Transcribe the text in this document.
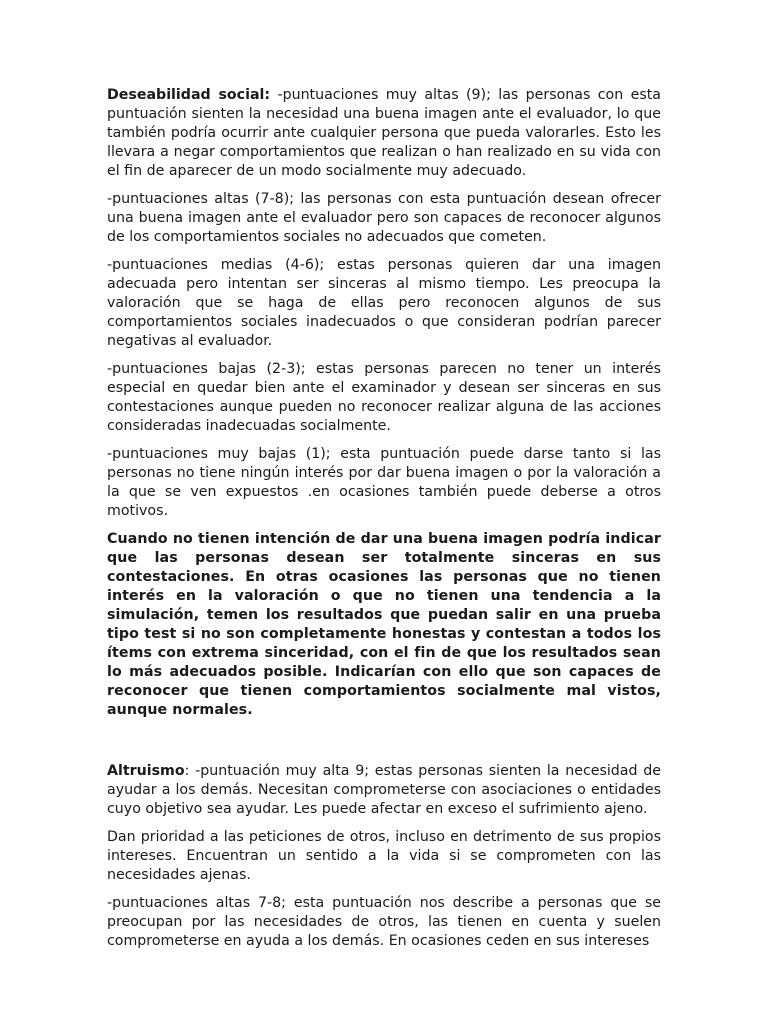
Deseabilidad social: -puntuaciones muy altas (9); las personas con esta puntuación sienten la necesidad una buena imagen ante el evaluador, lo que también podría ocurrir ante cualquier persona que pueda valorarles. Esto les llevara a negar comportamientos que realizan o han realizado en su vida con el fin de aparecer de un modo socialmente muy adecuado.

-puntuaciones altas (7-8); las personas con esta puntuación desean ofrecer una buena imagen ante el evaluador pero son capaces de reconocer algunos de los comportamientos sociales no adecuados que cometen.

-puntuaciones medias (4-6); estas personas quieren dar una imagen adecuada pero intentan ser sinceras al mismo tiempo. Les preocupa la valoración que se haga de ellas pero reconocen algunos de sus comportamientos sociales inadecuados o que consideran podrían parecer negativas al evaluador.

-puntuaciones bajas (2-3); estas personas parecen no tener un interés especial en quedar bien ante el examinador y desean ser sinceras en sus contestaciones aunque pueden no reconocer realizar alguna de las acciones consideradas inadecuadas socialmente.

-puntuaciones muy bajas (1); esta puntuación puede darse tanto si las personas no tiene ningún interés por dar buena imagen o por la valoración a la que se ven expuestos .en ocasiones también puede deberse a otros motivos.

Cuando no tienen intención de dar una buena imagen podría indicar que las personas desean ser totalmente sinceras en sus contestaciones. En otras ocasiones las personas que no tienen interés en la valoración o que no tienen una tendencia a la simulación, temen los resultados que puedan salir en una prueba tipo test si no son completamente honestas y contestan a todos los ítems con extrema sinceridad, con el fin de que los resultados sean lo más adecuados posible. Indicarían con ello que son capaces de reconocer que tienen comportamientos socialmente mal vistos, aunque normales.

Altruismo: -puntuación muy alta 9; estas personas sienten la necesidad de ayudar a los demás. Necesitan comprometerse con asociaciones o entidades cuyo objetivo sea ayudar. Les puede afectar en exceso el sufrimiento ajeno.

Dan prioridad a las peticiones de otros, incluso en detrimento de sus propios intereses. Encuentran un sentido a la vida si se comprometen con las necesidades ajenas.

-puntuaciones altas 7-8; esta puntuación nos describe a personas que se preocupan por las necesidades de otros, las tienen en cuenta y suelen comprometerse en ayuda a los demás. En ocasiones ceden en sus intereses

#### [Exercise goal]
Without including any pictures, please restate all the records exactly.

#### [Completed exercise]
Transcribe the text in this document.
Deseabilidad social: -puntuaciones muy altas (9); las personas con esta puntuación sienten la necesidad una buena imagen ante el evaluador, lo que también podría ocurrir ante cualquier persona que pueda valorarles. Esto les llevara a negar comportamientos que realizan o han realizado en su vida con el fin de aparecer de un modo socialmente muy adecuado.

-puntuaciones altas (7-8); las personas con esta puntuación desean ofrecer una buena imagen ante el evaluador pero son capaces de reconocer algunos de los comportamientos sociales no adecuados que cometen.

-puntuaciones medias (4-6); estas personas quieren dar una imagen adecuada pero intentan ser sinceras al mismo tiempo. Les preocupa la valoración que se haga de ellas pero reconocen algunos de sus comportamientos sociales inadecuados o que consideran podrían parecer negativas al evaluador.

-puntuaciones bajas (2-3); estas personas parecen no tener un interés especial en quedar bien ante el examinador y desean ser sinceras en sus contestaciones aunque pueden no reconocer realizar alguna de las acciones consideradas inadecuadas socialmente.

-puntuaciones muy bajas (1); esta puntuación puede darse tanto si las personas no tiene ningún interés por dar buena imagen o por la valoración a la que se ven expuestos .en ocasiones también puede deberse a otros motivos.

Cuando no tienen intención de dar una buena imagen podría indicar que las personas desean ser totalmente sinceras en sus contestaciones. En otras ocasiones las personas que no tienen interés en la valoración o que no tienen una tendencia a la simulación, temen los resultados que puedan salir en una prueba tipo test si no son completamente honestas y contestan a todos los ítems con extrema sinceridad, con el fin de que los resultados sean lo más adecuados posible. Indicarían con ello que son capaces de reconocer que tienen comportamientos socialmente mal vistos, aunque normales.

Altruismo: -puntuación muy alta 9; estas personas sienten la necesidad de ayudar a los demás. Necesitan comprometerse con asociaciones o entidades cuyo objetivo sea ayudar. Les puede afectar en exceso el sufrimiento ajeno.

Dan prioridad a las peticiones de otros, incluso en detrimento de sus propios intereses. Encuentran un sentido a la vida si se comprometen con las necesidades ajenas.

-puntuaciones altas 7-8; esta puntuación nos describe a personas que se preocupan por las necesidades de otros, las tienen en cuenta y suelen comprometerse en ayuda a los demás. En ocasiones ceden en sus intereses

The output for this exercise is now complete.